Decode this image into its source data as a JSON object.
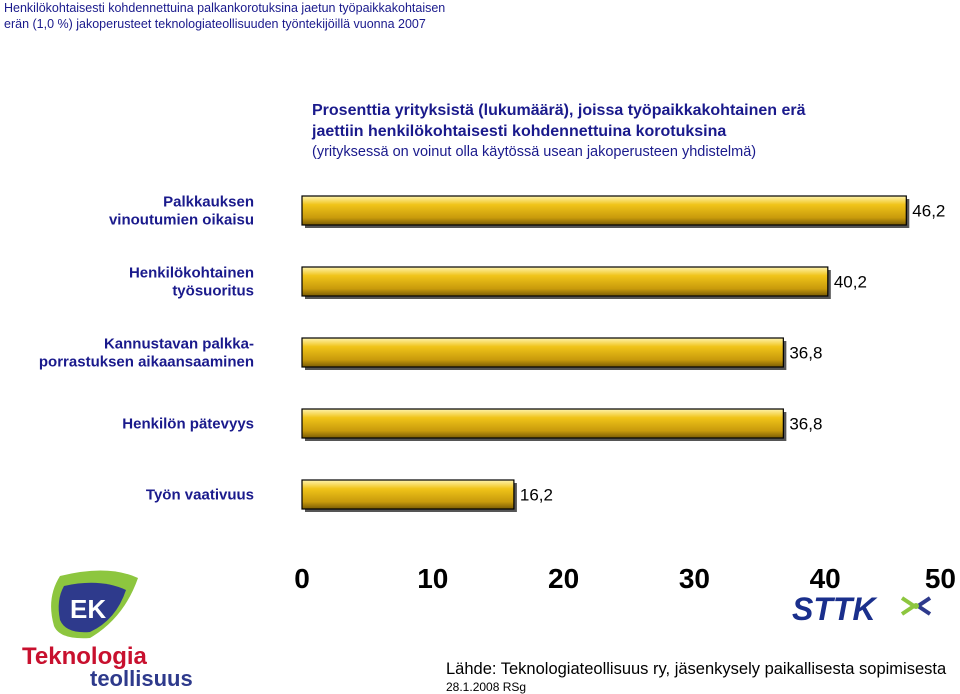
{
  "header": {
    "line1": "Henkilökohtaisesti kohdennettuina palkankorotuksina jaetun työpaikkakohtaisen",
    "line2": "erän (1,0 %) jakoperusteet teknologiateollisuuden työntekijöillä vuonna 2007"
  },
  "chart_data": {
    "type": "bar",
    "orientation": "horizontal",
    "title_line1": "Prosenttia yrityksistä (lukumäärä), joissa työpaikkakohtainen erä",
    "title_line2": "jaettiin henkilökohtaisesti kohdennettuina korotuksina",
    "subtitle": "(yrityksessä on voinut olla käytössä usean jakoperusteen yhdistelmä)",
    "categories": [
      [
        "Palkkauksen",
        "vinoutumien oikaisu"
      ],
      [
        "Henkilökohtainen",
        "työsuoritus"
      ],
      [
        "Kannustavan palkka-",
        "porrastuksen aikaansaaminen"
      ],
      [
        "Henkilön pätevyys"
      ],
      [
        "Työn vaativuus"
      ]
    ],
    "values": [
      46.2,
      40.2,
      36.8,
      36.8,
      16.2
    ],
    "value_labels": [
      "46,2",
      "40,2",
      "36,8",
      "36,8",
      "16,2"
    ],
    "xlim": [
      0,
      50
    ],
    "xticks": [
      "0",
      "10",
      "20",
      "30",
      "40",
      "50"
    ],
    "bar_color": "#f0c419",
    "bar_color_dark": "#9a7a0a",
    "grid": false,
    "legend": "none"
  },
  "source": "Lähde: Teknologiateollisuus ry, jäsenkysely paikallisesta sopimisesta",
  "date": "28.1.2008 RSg",
  "logos": {
    "ek_text": "EK",
    "teknologia_line1": "Teknologia",
    "teknologia_line2": "teollisuus",
    "sttk_text": "STTK",
    "ek_blue": "#2e3a8c",
    "ek_green": "#8dc63f",
    "tek_red": "#c8102e",
    "tek_blue": "#2e3a8c"
  }
}
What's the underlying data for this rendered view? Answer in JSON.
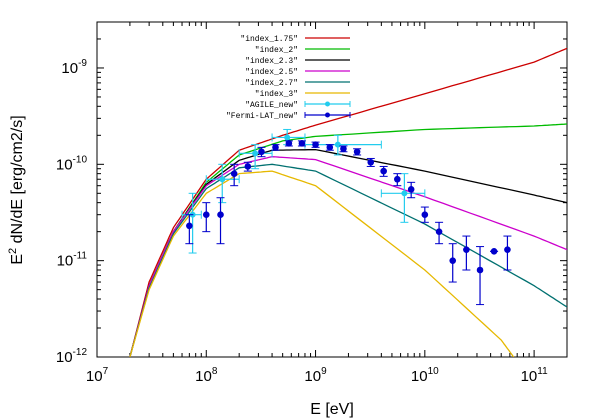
{
  "chart_data": {
    "type": "line",
    "xscale": "log",
    "yscale": "log",
    "xlabel": "E [eV]",
    "ylabel_base": "E",
    "ylabel_exp": "2",
    "ylabel_rest": " dN/dE [erg/cm2/s]",
    "xlim": [
      10000000.0,
      200000000000.0
    ],
    "ylim": [
      1e-12,
      3e-09
    ],
    "xticks": [
      {
        "value": 10000000.0,
        "base": "10",
        "exp": "7"
      },
      {
        "value": 100000000.0,
        "base": "10",
        "exp": "8"
      },
      {
        "value": 1000000000.0,
        "base": "10",
        "exp": "9"
      },
      {
        "value": 10000000000.0,
        "base": "10",
        "exp": "10"
      },
      {
        "value": 100000000000.0,
        "base": "10",
        "exp": "11"
      }
    ],
    "yticks": [
      {
        "value": 1e-12,
        "base": "10",
        "exp": "-12"
      },
      {
        "value": 1e-11,
        "base": "10",
        "exp": "-11"
      },
      {
        "value": 1e-10,
        "base": "10",
        "exp": "-10"
      },
      {
        "value": 1e-09,
        "base": "10",
        "exp": "-9"
      }
    ],
    "series": [
      {
        "name": "\"index_1.75\"",
        "color": "#cc0000",
        "points": [
          [
            20000000.0,
            1e-12
          ],
          [
            30000000.0,
            6e-12
          ],
          [
            50000000.0,
            2.2e-11
          ],
          [
            100000000.0,
            7e-11
          ],
          [
            200000000.0,
            1.4e-10
          ],
          [
            500000000.0,
            2e-10
          ],
          [
            1000000000.0,
            2.55e-10
          ],
          [
            10000000000.0,
            5.4e-10
          ],
          [
            100000000000.0,
            1.15e-09
          ],
          [
            200000000000.0,
            1.6e-09
          ]
        ]
      },
      {
        "name": "\"index_2\"",
        "color": "#00bb00",
        "points": [
          [
            20000000.0,
            1e-12
          ],
          [
            30000000.0,
            5.5e-12
          ],
          [
            50000000.0,
            2e-11
          ],
          [
            100000000.0,
            6.5e-11
          ],
          [
            200000000.0,
            1.25e-10
          ],
          [
            500000000.0,
            1.75e-10
          ],
          [
            1000000000.0,
            1.95e-10
          ],
          [
            10000000000.0,
            2.3e-10
          ],
          [
            100000000000.0,
            2.5e-10
          ],
          [
            200000000000.0,
            2.62e-10
          ]
        ]
      },
      {
        "name": "\"index_2.3\"",
        "color": "#000000",
        "points": [
          [
            20000000.0,
            1e-12
          ],
          [
            30000000.0,
            5.5e-12
          ],
          [
            50000000.0,
            2e-11
          ],
          [
            100000000.0,
            6.2e-11
          ],
          [
            200000000.0,
            1.1e-10
          ],
          [
            400000000.0,
            1.4e-10
          ],
          [
            1000000000.0,
            1.42e-10
          ],
          [
            10000000000.0,
            8.5e-11
          ],
          [
            100000000000.0,
            4.8e-11
          ],
          [
            200000000000.0,
            4e-11
          ]
        ]
      },
      {
        "name": "\"index_2.5\"",
        "color": "#cc00cc",
        "points": [
          [
            20000000.0,
            1e-12
          ],
          [
            30000000.0,
            5.5e-12
          ],
          [
            50000000.0,
            2e-11
          ],
          [
            100000000.0,
            6e-11
          ],
          [
            200000000.0,
            1e-10
          ],
          [
            400000000.0,
            1.2e-10
          ],
          [
            1000000000.0,
            1.12e-10
          ],
          [
            10000000000.0,
            4.6e-11
          ],
          [
            100000000000.0,
            1.8e-11
          ],
          [
            200000000000.0,
            1.3e-11
          ]
        ]
      },
      {
        "name": "\"index_2.7\"",
        "color": "#007070",
        "points": [
          [
            20000000.0,
            1e-12
          ],
          [
            30000000.0,
            5.2e-12
          ],
          [
            50000000.0,
            1.9e-11
          ],
          [
            100000000.0,
            5.6e-11
          ],
          [
            200000000.0,
            9.2e-11
          ],
          [
            400000000.0,
            1e-10
          ],
          [
            1000000000.0,
            8.5e-11
          ],
          [
            10000000000.0,
            2.4e-11
          ],
          [
            100000000000.0,
            5.5e-12
          ],
          [
            200000000000.0,
            3.3e-12
          ]
        ]
      },
      {
        "name": "\"index_3\"",
        "color": "#e6b800",
        "points": [
          [
            20000000.0,
            1e-12
          ],
          [
            30000000.0,
            5e-12
          ],
          [
            50000000.0,
            1.8e-11
          ],
          [
            100000000.0,
            5e-11
          ],
          [
            200000000.0,
            8e-11
          ],
          [
            400000000.0,
            8.5e-11
          ],
          [
            1000000000.0,
            6e-11
          ],
          [
            10000000000.0,
            8e-12
          ],
          [
            50000000000.0,
            1.5e-12
          ],
          [
            65000000000.0,
            1e-12
          ]
        ]
      }
    ],
    "agile": {
      "name": "\"AGILE_new\"",
      "color": "#22ccee",
      "points": [
        {
          "x": 75000000.0,
          "y": 3e-11,
          "xlo": 60000000.0,
          "xhi": 90000000.0,
          "ylo": 1.2e-11,
          "yhi": 5e-11
        },
        {
          "x": 140000000.0,
          "y": 7e-11,
          "xlo": 100000000.0,
          "xhi": 200000000.0,
          "ylo": 4e-11,
          "yhi": 1e-10
        },
        {
          "x": 280000000.0,
          "y": 1.3e-10,
          "xlo": 200000000.0,
          "xhi": 400000000.0,
          "ylo": 9e-11,
          "yhi": 1.6e-10
        },
        {
          "x": 550000000.0,
          "y": 1.9e-10,
          "xlo": 400000000.0,
          "xhi": 800000000.0,
          "ylo": 1.6e-10,
          "yhi": 2.3e-10
        },
        {
          "x": 1600000000.0,
          "y": 1.6e-10,
          "xlo": 800000000.0,
          "xhi": 4000000000.0,
          "ylo": 1.25e-10,
          "yhi": 2e-10
        },
        {
          "x": 6500000000.0,
          "y": 5e-11,
          "xlo": 4000000000.0,
          "xhi": 10000000000.0,
          "ylo": 2.5e-11,
          "yhi": 8e-11
        }
      ]
    },
    "fermi": {
      "name": "\"Fermi-LAT_new\"",
      "color": "#0000cc",
      "points": [
        {
          "x": 70000000.0,
          "y": 2.3e-11,
          "ylo": 1.5e-11,
          "yhi": 3e-11
        },
        {
          "x": 100000000.0,
          "y": 3e-11,
          "ylo": 2e-11,
          "yhi": 4e-11
        },
        {
          "x": 135000000.0,
          "y": 3e-11,
          "ylo": 1.5e-11,
          "yhi": 4.5e-11
        },
        {
          "x": 180000000.0,
          "y": 8e-11,
          "ylo": 6e-11,
          "yhi": 1e-10
        },
        {
          "x": 240000000.0,
          "y": 9.5e-11,
          "ylo": 8.5e-11,
          "yhi": 1.05e-10
        },
        {
          "x": 320000000.0,
          "y": 1.35e-10,
          "ylo": 1.2e-10,
          "yhi": 1.5e-10
        },
        {
          "x": 430000000.0,
          "y": 1.5e-10,
          "ylo": 1.4e-10,
          "yhi": 1.6e-10
        },
        {
          "x": 570000000.0,
          "y": 1.65e-10,
          "ylo": 1.55e-10,
          "yhi": 1.75e-10
        },
        {
          "x": 750000000.0,
          "y": 1.65e-10,
          "ylo": 1.55e-10,
          "yhi": 1.75e-10
        },
        {
          "x": 1000000000.0,
          "y": 1.6e-10,
          "ylo": 1.5e-10,
          "yhi": 1.7e-10
        },
        {
          "x": 1350000000.0,
          "y": 1.5e-10,
          "ylo": 1.4e-10,
          "yhi": 1.6e-10
        },
        {
          "x": 1800000000.0,
          "y": 1.45e-10,
          "ylo": 1.35e-10,
          "yhi": 1.55e-10
        },
        {
          "x": 2400000000.0,
          "y": 1.35e-10,
          "ylo": 1.25e-10,
          "yhi": 1.45e-10
        },
        {
          "x": 3200000000.0,
          "y": 1.05e-10,
          "ylo": 9.5e-11,
          "yhi": 1.15e-10
        },
        {
          "x": 4200000000.0,
          "y": 8.5e-11,
          "ylo": 7.5e-11,
          "yhi": 9.5e-11
        },
        {
          "x": 5600000000.0,
          "y": 7e-11,
          "ylo": 6e-11,
          "yhi": 8e-11
        },
        {
          "x": 7500000000.0,
          "y": 5.5e-11,
          "ylo": 4.5e-11,
          "yhi": 6.5e-11
        },
        {
          "x": 10000000000.0,
          "y": 3e-11,
          "ylo": 2.5e-11,
          "yhi": 3.6e-11
        },
        {
          "x": 13500000000.0,
          "y": 2e-11,
          "ylo": 1.5e-11,
          "yhi": 2.5e-11
        },
        {
          "x": 18000000000.0,
          "y": 1e-11,
          "ylo": 6e-12,
          "yhi": 1.5e-11
        },
        {
          "x": 24000000000.0,
          "y": 1.3e-11,
          "ylo": 8e-12,
          "yhi": 1.8e-11
        },
        {
          "x": 32000000000.0,
          "y": 8e-12,
          "ylo": 3.5e-12,
          "yhi": 1.4e-11
        },
        {
          "x": 43000000000.0,
          "y": 1.25e-11,
          "ylo": 1.25e-11,
          "yhi": 1.25e-11
        },
        {
          "x": 57000000000.0,
          "y": 1.3e-11,
          "ylo": 8e-12,
          "yhi": 1.8e-11
        }
      ]
    }
  }
}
_ _ _ _
● Stated goal
Check each line of the records for the word "source" and extract those that contain it.

● Written response
Decode this image into its source data as a JSON object.
  "source": "Lähde: Teknologiateollisuus ry, jäsenkysely paikallisesta sopimisesta",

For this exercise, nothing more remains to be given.